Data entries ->
-*-

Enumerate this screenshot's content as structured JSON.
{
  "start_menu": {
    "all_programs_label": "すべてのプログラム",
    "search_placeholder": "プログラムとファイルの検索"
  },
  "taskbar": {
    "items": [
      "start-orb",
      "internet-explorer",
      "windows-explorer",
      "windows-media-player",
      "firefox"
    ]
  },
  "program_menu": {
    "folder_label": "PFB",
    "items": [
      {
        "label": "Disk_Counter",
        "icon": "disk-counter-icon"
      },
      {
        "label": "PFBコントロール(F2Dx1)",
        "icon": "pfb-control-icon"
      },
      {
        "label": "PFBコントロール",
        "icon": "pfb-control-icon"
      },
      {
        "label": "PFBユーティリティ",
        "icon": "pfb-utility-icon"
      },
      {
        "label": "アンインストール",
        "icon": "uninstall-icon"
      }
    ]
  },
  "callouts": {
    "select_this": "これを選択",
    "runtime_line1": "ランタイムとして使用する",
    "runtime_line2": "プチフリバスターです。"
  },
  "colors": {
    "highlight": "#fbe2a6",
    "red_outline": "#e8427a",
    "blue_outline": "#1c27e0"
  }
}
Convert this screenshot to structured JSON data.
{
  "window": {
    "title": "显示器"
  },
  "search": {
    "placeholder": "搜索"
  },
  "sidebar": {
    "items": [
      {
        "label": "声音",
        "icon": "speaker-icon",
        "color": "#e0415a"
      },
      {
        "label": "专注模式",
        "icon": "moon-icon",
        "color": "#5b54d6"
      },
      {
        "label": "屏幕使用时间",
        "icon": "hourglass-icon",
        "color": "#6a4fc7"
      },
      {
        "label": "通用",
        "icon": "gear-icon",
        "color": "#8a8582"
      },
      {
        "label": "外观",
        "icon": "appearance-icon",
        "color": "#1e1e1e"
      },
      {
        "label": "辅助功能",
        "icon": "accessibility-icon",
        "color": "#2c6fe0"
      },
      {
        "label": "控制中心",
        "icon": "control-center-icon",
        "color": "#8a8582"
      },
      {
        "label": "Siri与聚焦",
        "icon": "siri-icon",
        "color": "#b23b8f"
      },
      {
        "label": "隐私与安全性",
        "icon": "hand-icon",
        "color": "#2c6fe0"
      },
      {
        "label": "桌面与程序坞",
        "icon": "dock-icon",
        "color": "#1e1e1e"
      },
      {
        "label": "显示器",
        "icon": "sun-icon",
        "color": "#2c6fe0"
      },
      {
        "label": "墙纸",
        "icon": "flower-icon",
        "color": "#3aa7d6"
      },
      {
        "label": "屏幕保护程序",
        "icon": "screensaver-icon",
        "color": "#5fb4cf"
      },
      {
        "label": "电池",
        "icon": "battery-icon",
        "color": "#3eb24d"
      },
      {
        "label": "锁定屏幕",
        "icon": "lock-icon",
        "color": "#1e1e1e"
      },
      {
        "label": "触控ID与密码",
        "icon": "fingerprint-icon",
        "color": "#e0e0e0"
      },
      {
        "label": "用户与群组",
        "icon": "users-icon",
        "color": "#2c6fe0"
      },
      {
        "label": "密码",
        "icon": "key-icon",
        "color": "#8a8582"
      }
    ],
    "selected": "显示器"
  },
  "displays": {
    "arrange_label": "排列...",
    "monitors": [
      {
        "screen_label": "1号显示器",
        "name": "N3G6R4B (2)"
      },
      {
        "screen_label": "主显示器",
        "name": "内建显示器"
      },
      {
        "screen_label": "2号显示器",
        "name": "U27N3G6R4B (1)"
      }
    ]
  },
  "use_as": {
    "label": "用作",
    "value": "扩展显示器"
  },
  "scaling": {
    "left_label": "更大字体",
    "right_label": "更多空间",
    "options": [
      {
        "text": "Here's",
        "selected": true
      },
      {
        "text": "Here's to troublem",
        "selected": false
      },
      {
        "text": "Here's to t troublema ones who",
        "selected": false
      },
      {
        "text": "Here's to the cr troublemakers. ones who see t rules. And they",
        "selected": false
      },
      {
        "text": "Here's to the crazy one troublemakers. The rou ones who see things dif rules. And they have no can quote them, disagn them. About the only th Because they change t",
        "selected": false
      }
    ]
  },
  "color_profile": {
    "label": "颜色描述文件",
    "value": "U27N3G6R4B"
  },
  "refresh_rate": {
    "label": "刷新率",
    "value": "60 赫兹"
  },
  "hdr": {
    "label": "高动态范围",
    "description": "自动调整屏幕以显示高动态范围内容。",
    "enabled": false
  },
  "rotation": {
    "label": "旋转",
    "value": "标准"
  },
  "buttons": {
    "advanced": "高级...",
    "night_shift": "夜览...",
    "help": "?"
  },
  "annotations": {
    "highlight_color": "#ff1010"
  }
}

-*-

Given task ->
Each line of the material should be echoed exactly.

Complete output ->
Enumerate this screenshot's content as structured JSON.
{
  "start_menu": {
    "all_programs_label": "すべてのプログラム",
    "search_placeholder": "プログラムとファイルの検索"
  },
  "taskbar": {
    "items": [
      "start-orb",
      "internet-explorer",
      "windows-explorer",
      "windows-media-player",
      "firefox"
    ]
  },
  "program_menu": {
    "folder_label": "PFB",
    "items": [
      {
        "label": "Disk_Counter",
        "icon": "disk-counter-icon"
      },
      {
        "label": "PFBコントロール(F2Dx1)",
        "icon": "pfb-control-icon"
      },
      {
        "label": "PFBコントロール",
        "icon": "pfb-control-icon"
      },
      {
        "label": "PFBユーティリティ",
        "icon": "pfb-utility-icon"
      },
      {
        "label": "アンインストール",
        "icon": "uninstall-icon"
      }
    ]
  },
  "callouts": {
    "select_this": "これを選択",
    "runtime_line1": "ランタイムとして使用する",
    "runtime_line2": "プチフリバスターです。"
  },
  "colors": {
    "highlight": "#fbe2a6",
    "red_outline": "#e8427a",
    "blue_outline": "#1c27e0"
  }
}
Convert this screenshot to structured JSON data.
{
  "window": {
    "title": "显示器"
  },
  "search": {
    "placeholder": "搜索"
  },
  "sidebar": {
    "items": [
      {
        "label": "声音",
        "icon": "speaker-icon",
        "color": "#e0415a"
      },
      {
        "label": "专注模式",
        "icon": "moon-icon",
        "color": "#5b54d6"
      },
      {
        "label": "屏幕使用时间",
        "icon": "hourglass-icon",
        "color": "#6a4fc7"
      },
      {
        "label": "通用",
        "icon": "gear-icon",
        "color": "#8a8582"
      },
      {
        "label": "外观",
        "icon": "appearance-icon",
        "color": "#1e1e1e"
      },
      {
        "label": "辅助功能",
        "icon": "accessibility-icon",
        "color": "#2c6fe0"
      },
      {
        "label": "控制中心",
        "icon": "control-center-icon",
        "color": "#8a8582"
      },
      {
        "label": "Siri与聚焦",
        "icon": "siri-icon",
        "color": "#b23b8f"
      },
      {
        "label": "隐私与安全性",
        "icon": "hand-icon",
        "color": "#2c6fe0"
      },
      {
        "label": "桌面与程序坞",
        "icon": "dock-icon",
        "color": "#1e1e1e"
      },
      {
        "label": "显示器",
        "icon": "sun-icon",
        "color": "#2c6fe0"
      },
      {
        "label": "墙纸",
        "icon": "flower-icon",
        "color": "#3aa7d6"
      },
      {
        "label": "屏幕保护程序",
        "icon": "screensaver-icon",
        "color": "#5fb4cf"
      },
      {
        "label": "电池",
        "icon": "battery-icon",
        "color": "#3eb24d"
      },
      {
        "label": "锁定屏幕",
        "icon": "lock-icon",
        "color": "#1e1e1e"
      },
      {
        "label": "触控ID与密码",
        "icon": "fingerprint-icon",
        "color": "#e0e0e0"
      },
      {
        "label": "用户与群组",
        "icon": "users-icon",
        "color": "#2c6fe0"
      },
      {
        "label": "密码",
        "icon": "key-icon",
        "color": "#8a8582"
      }
    ],
    "selected": "显示器"
  },
  "displays": {
    "arrange_label": "排列...",
    "monitors": [
      {
        "screen_label": "1号显示器",
        "name": "N3G6R4B (2)"
      },
      {
        "screen_label": "主显示器",
        "name": "内建显示器"
      },
      {
        "screen_label": "2号显示器",
        "name": "U27N3G6R4B (1)"
      }
    ]
  },
  "use_as": {
    "label": "用作",
    "value": "扩展显示器"
  },
  "scaling": {
    "left_label": "更大字体",
    "right_label": "更多空间",
    "options": [
      {
        "text": "Here's",
        "selected": true
      },
      {
        "text": "Here's to troublem",
        "selected": false
      },
      {
        "text": "Here's to t troublema ones who",
        "selected": false
      },
      {
        "text": "Here's to the cr troublemakers. ones who see t rules. And they",
        "selected": false
      },
      {
        "text": "Here's to the crazy one troublemakers. The rou ones who see things dif rules. And they have no can quote them, disagn them. About the only th Because they change t",
        "selected": false
      }
    ]
  },
  "color_profile": {
    "label": "颜色描述文件",
    "value": "U27N3G6R4B"
  },
  "refresh_rate": {
    "label": "刷新率",
    "value": "60 赫兹"
  },
  "hdr": {
    "label": "高动态范围",
    "description": "自动调整屏幕以显示高动态范围内容。",
    "enabled": false
  },
  "rotation": {
    "label": "旋转",
    "value": "标准"
  },
  "buttons": {
    "advanced": "高级...",
    "night_shift": "夜览...",
    "help": "?"
  },
  "annotations": {
    "highlight_color": "#ff1010"
  }
}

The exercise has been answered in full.